** BEGIN RECORDS TO PROCESS **
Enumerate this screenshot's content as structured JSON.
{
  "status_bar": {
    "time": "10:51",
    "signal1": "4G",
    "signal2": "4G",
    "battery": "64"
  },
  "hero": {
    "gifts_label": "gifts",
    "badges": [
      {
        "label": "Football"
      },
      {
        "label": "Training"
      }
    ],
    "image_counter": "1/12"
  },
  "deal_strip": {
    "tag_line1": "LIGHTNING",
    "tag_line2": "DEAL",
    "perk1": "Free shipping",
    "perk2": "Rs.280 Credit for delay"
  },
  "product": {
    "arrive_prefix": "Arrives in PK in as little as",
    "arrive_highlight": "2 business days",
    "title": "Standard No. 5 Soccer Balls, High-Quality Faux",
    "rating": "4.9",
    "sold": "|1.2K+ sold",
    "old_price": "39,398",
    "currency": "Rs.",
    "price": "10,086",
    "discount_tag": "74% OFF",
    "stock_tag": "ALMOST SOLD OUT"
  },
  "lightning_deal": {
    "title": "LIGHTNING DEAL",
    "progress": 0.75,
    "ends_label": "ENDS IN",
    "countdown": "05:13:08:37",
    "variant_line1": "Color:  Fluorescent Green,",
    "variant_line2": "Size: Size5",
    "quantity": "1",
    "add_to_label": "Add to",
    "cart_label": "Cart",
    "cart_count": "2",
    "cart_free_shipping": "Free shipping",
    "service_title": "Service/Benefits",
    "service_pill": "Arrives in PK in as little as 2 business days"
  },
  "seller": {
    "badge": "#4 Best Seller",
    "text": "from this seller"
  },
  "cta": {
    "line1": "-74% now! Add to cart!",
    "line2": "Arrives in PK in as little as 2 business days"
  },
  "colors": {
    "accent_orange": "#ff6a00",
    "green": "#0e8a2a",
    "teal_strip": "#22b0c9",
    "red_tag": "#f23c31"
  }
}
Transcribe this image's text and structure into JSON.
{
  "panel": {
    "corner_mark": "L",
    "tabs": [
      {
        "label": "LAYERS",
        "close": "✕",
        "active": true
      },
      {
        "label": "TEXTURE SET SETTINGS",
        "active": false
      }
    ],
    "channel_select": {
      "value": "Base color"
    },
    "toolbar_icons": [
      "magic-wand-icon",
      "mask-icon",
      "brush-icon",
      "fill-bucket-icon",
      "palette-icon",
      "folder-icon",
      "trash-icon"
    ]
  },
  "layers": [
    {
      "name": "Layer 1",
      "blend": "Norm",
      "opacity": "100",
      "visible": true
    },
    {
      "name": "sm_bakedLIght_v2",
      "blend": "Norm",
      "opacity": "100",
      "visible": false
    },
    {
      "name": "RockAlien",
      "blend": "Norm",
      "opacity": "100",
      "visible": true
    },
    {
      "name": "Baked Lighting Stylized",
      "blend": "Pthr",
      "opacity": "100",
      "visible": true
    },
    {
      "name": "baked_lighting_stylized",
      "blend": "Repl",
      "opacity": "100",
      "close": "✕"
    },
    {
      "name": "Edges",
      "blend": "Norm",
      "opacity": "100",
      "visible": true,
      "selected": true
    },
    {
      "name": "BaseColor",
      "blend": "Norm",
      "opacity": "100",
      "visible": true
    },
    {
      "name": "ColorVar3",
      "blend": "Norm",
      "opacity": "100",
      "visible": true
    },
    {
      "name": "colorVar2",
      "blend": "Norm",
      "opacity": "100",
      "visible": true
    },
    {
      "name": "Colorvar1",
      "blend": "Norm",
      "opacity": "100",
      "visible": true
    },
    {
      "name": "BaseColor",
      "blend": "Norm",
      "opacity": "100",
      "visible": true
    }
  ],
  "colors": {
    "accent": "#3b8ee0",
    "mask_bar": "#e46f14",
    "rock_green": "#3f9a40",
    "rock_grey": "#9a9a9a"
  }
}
** END RECORDS TO PROCESS **
_SHORT TASK:_
Faithfully copy every entry, leaving nothing out.

_RESULT FOR THIS TASK:_
Enumerate this screenshot's content as structured JSON.
{
  "status_bar": {
    "time": "10:51",
    "signal1": "4G",
    "signal2": "4G",
    "battery": "64"
  },
  "hero": {
    "gifts_label": "gifts",
    "badges": [
      {
        "label": "Football"
      },
      {
        "label": "Training"
      }
    ],
    "image_counter": "1/12"
  },
  "deal_strip": {
    "tag_line1": "LIGHTNING",
    "tag_line2": "DEAL",
    "perk1": "Free shipping",
    "perk2": "Rs.280 Credit for delay"
  },
  "product": {
    "arrive_prefix": "Arrives in PK in as little as",
    "arrive_highlight": "2 business days",
    "title": "Standard No. 5 Soccer Balls, High-Quality Faux",
    "rating": "4.9",
    "sold": "|1.2K+ sold",
    "old_price": "39,398",
    "currency": "Rs.",
    "price": "10,086",
    "discount_tag": "74% OFF",
    "stock_tag": "ALMOST SOLD OUT"
  },
  "lightning_deal": {
    "title": "LIGHTNING DEAL",
    "progress": 0.75,
    "ends_label": "ENDS IN",
    "countdown": "05:13:08:37",
    "variant_line1": "Color:  Fluorescent Green,",
    "variant_line2": "Size: Size5",
    "quantity": "1",
    "add_to_label": "Add to",
    "cart_label": "Cart",
    "cart_count": "2",
    "cart_free_shipping": "Free shipping",
    "service_title": "Service/Benefits",
    "service_pill": "Arrives in PK in as little as 2 business days"
  },
  "seller": {
    "badge": "#4 Best Seller",
    "text": "from this seller"
  },
  "cta": {
    "line1": "-74% now! Add to cart!",
    "line2": "Arrives in PK in as little as 2 business days"
  },
  "colors": {
    "accent_orange": "#ff6a00",
    "green": "#0e8a2a",
    "teal_strip": "#22b0c9",
    "red_tag": "#f23c31"
  }
}
Transcribe this image's text and structure into JSON.
{
  "panel": {
    "corner_mark": "L",
    "tabs": [
      {
        "label": "LAYERS",
        "close": "✕",
        "active": true
      },
      {
        "label": "TEXTURE SET SETTINGS",
        "active": false
      }
    ],
    "channel_select": {
      "value": "Base color"
    },
    "toolbar_icons": [
      "magic-wand-icon",
      "mask-icon",
      "brush-icon",
      "fill-bucket-icon",
      "palette-icon",
      "folder-icon",
      "trash-icon"
    ]
  },
  "layers": [
    {
      "name": "Layer 1",
      "blend": "Norm",
      "opacity": "100",
      "visible": true
    },
    {
      "name": "sm_bakedLIght_v2",
      "blend": "Norm",
      "opacity": "100",
      "visible": false
    },
    {
      "name": "RockAlien",
      "blend": "Norm",
      "opacity": "100",
      "visible": true
    },
    {
      "name": "Baked Lighting Stylized",
      "blend": "Pthr",
      "opacity": "100",
      "visible": true
    },
    {
      "name": "baked_lighting_stylized",
      "blend": "Repl",
      "opacity": "100",
      "close": "✕"
    },
    {
      "name": "Edges",
      "blend": "Norm",
      "opacity": "100",
      "visible": true,
      "selected": true
    },
    {
      "name": "BaseColor",
      "blend": "Norm",
      "opacity": "100",
      "visible": true
    },
    {
      "name": "ColorVar3",
      "blend": "Norm",
      "opacity": "100",
      "visible": true
    },
    {
      "name": "colorVar2",
      "blend": "Norm",
      "opacity": "100",
      "visible": true
    },
    {
      "name": "Colorvar1",
      "blend": "Norm",
      "opacity": "100",
      "visible": true
    },
    {
      "name": "BaseColor",
      "blend": "Norm",
      "opacity": "100",
      "visible": true
    }
  ],
  "colors": {
    "accent": "#3b8ee0",
    "mask_bar": "#e46f14",
    "rock_green": "#3f9a40",
    "rock_grey": "#9a9a9a"
  }
}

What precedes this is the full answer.